### DATA TO USE

########################################

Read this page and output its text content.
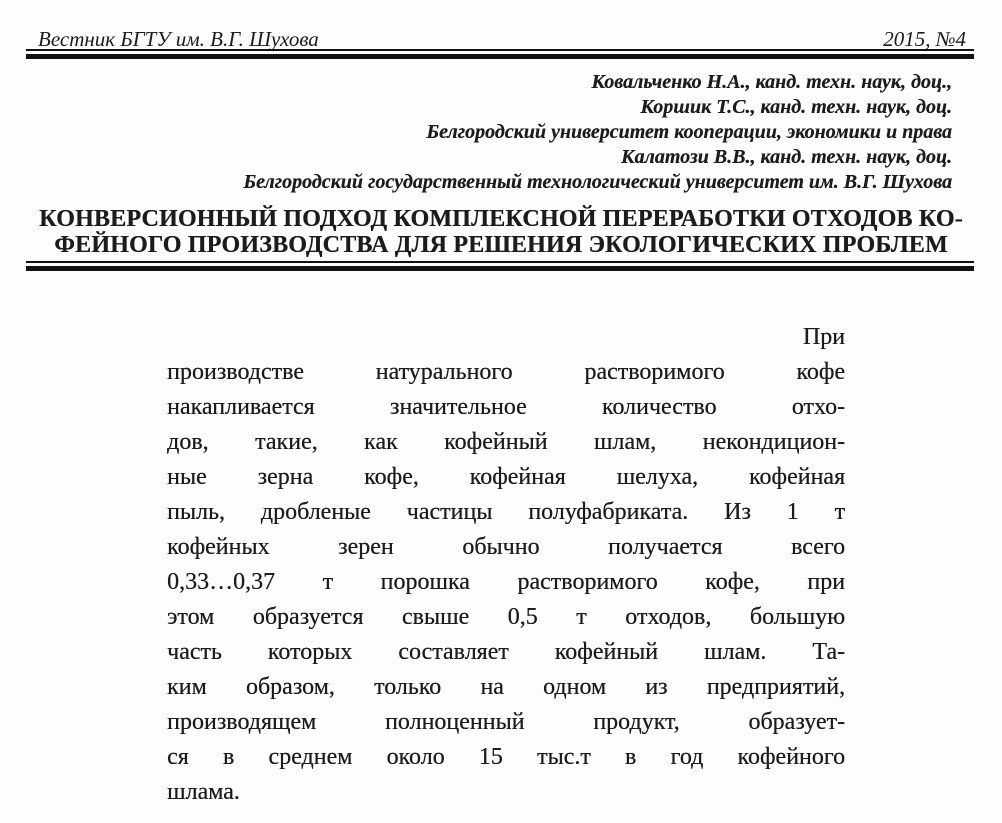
Вестник БГТУ им. В.Г. Шухова	2015, №4
Ковальченко Н.А., канд. техн. наук, доц.,
Коршик Т.С., канд. техн. наук, доц.
Белгородский университет кооперации, экономики и права
Калатози В.В., канд. техн. наук, доц.
Белгородский государственный технологический университет им. В.Г. Шухова
КОНВЕРСИОННЫЙ ПОДХОД КОМПЛЕКСНОЙ ПЕРЕРАБОТКИ ОТХОДОВ КО-
ФЕЙНОГО ПРОИЗВОДСТВА ДЛЯ РЕШЕНИЯ ЭКОЛОГИЧЕСКИХ ПРОБЛЕМ
При
производстве натурального растворимого кофе
накапливается значительное количество отхо-
дов, такие, как кофейный шлам, некондицион-
ные зерна кофе, кофейная шелуха, кофейная
пыль, дробленые частицы полуфабриката. Из 1 т
кофейных зерен обычно получается всего
0,33…0,37 т порошка растворимого кофе, при
этом образуется свыше 0,5 т отходов, большую
часть которых составляет кофейный шлам. Та-
ким образом, только на одном из предприятий,
производящем полноценный продукт, образует-
ся в среднем около 15 тыс.т в год кофейного
шлама.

########################################

Filter out all lines lacking the word "кофейный" and copy the rest.

### RESPONSE
дов, такие, как кофейный шлам, некондицион-
часть которых составляет кофейный шлам. Та-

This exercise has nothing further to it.